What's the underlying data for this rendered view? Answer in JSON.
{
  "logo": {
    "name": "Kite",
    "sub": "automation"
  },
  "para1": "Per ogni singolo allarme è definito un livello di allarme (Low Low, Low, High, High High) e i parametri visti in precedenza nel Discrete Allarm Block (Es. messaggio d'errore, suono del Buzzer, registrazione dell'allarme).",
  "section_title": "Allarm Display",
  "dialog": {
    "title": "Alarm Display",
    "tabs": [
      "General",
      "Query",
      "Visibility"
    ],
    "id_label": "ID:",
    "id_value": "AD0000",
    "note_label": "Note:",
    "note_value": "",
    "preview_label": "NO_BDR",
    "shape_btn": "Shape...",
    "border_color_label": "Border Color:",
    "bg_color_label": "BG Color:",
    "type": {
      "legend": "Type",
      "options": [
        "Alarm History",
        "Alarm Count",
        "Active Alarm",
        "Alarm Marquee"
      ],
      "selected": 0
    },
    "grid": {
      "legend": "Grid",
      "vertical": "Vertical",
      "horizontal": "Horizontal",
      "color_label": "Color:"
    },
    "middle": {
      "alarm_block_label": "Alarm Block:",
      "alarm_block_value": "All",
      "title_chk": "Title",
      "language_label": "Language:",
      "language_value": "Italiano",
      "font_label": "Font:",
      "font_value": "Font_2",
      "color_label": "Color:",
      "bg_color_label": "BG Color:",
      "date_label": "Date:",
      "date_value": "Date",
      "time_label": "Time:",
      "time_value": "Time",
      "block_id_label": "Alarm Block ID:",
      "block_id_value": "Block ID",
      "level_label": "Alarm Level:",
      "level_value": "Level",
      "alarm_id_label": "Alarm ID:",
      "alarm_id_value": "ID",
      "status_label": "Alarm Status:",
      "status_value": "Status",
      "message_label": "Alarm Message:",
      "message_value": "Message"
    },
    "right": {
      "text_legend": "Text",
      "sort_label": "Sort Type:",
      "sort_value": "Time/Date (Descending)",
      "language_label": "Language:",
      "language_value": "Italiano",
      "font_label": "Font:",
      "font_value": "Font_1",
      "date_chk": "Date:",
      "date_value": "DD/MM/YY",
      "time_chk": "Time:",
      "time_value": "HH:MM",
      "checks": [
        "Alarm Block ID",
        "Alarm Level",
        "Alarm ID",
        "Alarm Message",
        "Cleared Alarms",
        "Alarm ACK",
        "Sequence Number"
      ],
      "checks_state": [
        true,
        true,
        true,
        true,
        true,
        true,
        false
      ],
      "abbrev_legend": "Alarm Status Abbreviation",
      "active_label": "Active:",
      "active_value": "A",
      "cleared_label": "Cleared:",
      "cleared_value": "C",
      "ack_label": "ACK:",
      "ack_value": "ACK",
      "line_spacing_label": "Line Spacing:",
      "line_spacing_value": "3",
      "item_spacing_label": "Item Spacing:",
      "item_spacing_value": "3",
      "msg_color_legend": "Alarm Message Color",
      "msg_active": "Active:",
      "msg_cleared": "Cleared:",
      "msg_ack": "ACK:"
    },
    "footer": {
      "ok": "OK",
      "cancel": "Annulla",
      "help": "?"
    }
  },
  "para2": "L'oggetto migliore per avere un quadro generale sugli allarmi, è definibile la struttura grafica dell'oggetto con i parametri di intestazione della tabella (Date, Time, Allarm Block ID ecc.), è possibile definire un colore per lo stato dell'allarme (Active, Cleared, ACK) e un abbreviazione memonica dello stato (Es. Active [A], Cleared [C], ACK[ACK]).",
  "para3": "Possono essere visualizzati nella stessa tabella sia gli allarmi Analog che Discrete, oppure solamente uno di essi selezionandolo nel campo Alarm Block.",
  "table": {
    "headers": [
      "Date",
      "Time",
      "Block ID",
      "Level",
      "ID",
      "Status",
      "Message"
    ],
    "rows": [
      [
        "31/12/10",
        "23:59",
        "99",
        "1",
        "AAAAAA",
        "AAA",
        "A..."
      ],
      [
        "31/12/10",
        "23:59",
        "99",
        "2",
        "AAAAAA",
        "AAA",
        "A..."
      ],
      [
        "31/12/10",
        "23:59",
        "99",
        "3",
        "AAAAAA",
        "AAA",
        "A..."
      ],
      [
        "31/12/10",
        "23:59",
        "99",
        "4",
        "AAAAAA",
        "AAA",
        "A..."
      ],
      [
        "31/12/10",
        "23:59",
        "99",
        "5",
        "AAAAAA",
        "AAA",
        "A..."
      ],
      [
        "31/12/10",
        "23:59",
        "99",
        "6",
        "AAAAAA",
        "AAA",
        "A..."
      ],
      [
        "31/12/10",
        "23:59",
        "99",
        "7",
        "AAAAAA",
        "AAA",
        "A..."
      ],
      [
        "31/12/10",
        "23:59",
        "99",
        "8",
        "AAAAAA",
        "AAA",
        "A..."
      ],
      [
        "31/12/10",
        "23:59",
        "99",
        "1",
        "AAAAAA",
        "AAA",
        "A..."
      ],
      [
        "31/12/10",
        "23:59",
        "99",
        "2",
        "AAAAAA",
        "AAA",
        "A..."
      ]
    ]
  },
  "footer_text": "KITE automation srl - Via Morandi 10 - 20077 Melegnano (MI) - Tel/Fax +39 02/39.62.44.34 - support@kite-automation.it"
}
++++
PROBLEM TO WORK ON = Go back to the listing above and please repeat it exactly.

PROBLEM SOLUTION =
What's the underlying data for this rendered view? Answer in JSON.
{
  "logo": {
    "name": "Kite",
    "sub": "automation"
  },
  "para1": "Per ogni singolo allarme è definito un livello di allarme (Low Low, Low, High, High High) e i parametri visti in precedenza nel Discrete Allarm Block (Es. messaggio d'errore, suono del Buzzer, registrazione dell'allarme).",
  "section_title": "Allarm Display",
  "dialog": {
    "title": "Alarm Display",
    "tabs": [
      "General",
      "Query",
      "Visibility"
    ],
    "id_label": "ID:",
    "id_value": "AD0000",
    "note_label": "Note:",
    "note_value": "",
    "preview_label": "NO_BDR",
    "shape_btn": "Shape...",
    "border_color_label": "Border Color:",
    "bg_color_label": "BG Color:",
    "type": {
      "legend": "Type",
      "options": [
        "Alarm History",
        "Alarm Count",
        "Active Alarm",
        "Alarm Marquee"
      ],
      "selected": 0
    },
    "grid": {
      "legend": "Grid",
      "vertical": "Vertical",
      "horizontal": "Horizontal",
      "color_label": "Color:"
    },
    "middle": {
      "alarm_block_label": "Alarm Block:",
      "alarm_block_value": "All",
      "title_chk": "Title",
      "language_label": "Language:",
      "language_value": "Italiano",
      "font_label": "Font:",
      "font_value": "Font_2",
      "color_label": "Color:",
      "bg_color_label": "BG Color:",
      "date_label": "Date:",
      "date_value": "Date",
      "time_label": "Time:",
      "time_value": "Time",
      "block_id_label": "Alarm Block ID:",
      "block_id_value": "Block ID",
      "level_label": "Alarm Level:",
      "level_value": "Level",
      "alarm_id_label": "Alarm ID:",
      "alarm_id_value": "ID",
      "status_label": "Alarm Status:",
      "status_value": "Status",
      "message_label": "Alarm Message:",
      "message_value": "Message"
    },
    "right": {
      "text_legend": "Text",
      "sort_label": "Sort Type:",
      "sort_value": "Time/Date (Descending)",
      "language_label": "Language:",
      "language_value": "Italiano",
      "font_label": "Font:",
      "font_value": "Font_1",
      "date_chk": "Date:",
      "date_value": "DD/MM/YY",
      "time_chk": "Time:",
      "time_value": "HH:MM",
      "checks": [
        "Alarm Block ID",
        "Alarm Level",
        "Alarm ID",
        "Alarm Message",
        "Cleared Alarms",
        "Alarm ACK",
        "Sequence Number"
      ],
      "checks_state": [
        true,
        true,
        true,
        true,
        true,
        true,
        false
      ],
      "abbrev_legend": "Alarm Status Abbreviation",
      "active_label": "Active:",
      "active_value": "A",
      "cleared_label": "Cleared:",
      "cleared_value": "C",
      "ack_label": "ACK:",
      "ack_value": "ACK",
      "line_spacing_label": "Line Spacing:",
      "line_spacing_value": "3",
      "item_spacing_label": "Item Spacing:",
      "item_spacing_value": "3",
      "msg_color_legend": "Alarm Message Color",
      "msg_active": "Active:",
      "msg_cleared": "Cleared:",
      "msg_ack": "ACK:"
    },
    "footer": {
      "ok": "OK",
      "cancel": "Annulla",
      "help": "?"
    }
  },
  "para2": "L'oggetto migliore per avere un quadro generale sugli allarmi, è definibile la struttura grafica dell'oggetto con i parametri di intestazione della tabella (Date, Time, Allarm Block ID ecc.), è possibile definire un colore per lo stato dell'allarme (Active, Cleared, ACK) e un abbreviazione memonica dello stato (Es. Active [A], Cleared [C], ACK[ACK]).",
  "para3": "Possono essere visualizzati nella stessa tabella sia gli allarmi Analog che Discrete, oppure solamente uno di essi selezionandolo nel campo Alarm Block.",
  "table": {
    "headers": [
      "Date",
      "Time",
      "Block ID",
      "Level",
      "ID",
      "Status",
      "Message"
    ],
    "rows": [
      [
        "31/12/10",
        "23:59",
        "99",
        "1",
        "AAAAAA",
        "AAA",
        "A..."
      ],
      [
        "31/12/10",
        "23:59",
        "99",
        "2",
        "AAAAAA",
        "AAA",
        "A..."
      ],
      [
        "31/12/10",
        "23:59",
        "99",
        "3",
        "AAAAAA",
        "AAA",
        "A..."
      ],
      [
        "31/12/10",
        "23:59",
        "99",
        "4",
        "AAAAAA",
        "AAA",
        "A..."
      ],
      [
        "31/12/10",
        "23:59",
        "99",
        "5",
        "AAAAAA",
        "AAA",
        "A..."
      ],
      [
        "31/12/10",
        "23:59",
        "99",
        "6",
        "AAAAAA",
        "AAA",
        "A..."
      ],
      [
        "31/12/10",
        "23:59",
        "99",
        "7",
        "AAAAAA",
        "AAA",
        "A..."
      ],
      [
        "31/12/10",
        "23:59",
        "99",
        "8",
        "AAAAAA",
        "AAA",
        "A..."
      ],
      [
        "31/12/10",
        "23:59",
        "99",
        "1",
        "AAAAAA",
        "AAA",
        "A..."
      ],
      [
        "31/12/10",
        "23:59",
        "99",
        "2",
        "AAAAAA",
        "AAA",
        "A..."
      ]
    ]
  },
  "footer_text": "KITE automation srl - Via Morandi 10 - 20077 Melegnano (MI) - Tel/Fax +39 02/39.62.44.34 - support@kite-automation.it"
}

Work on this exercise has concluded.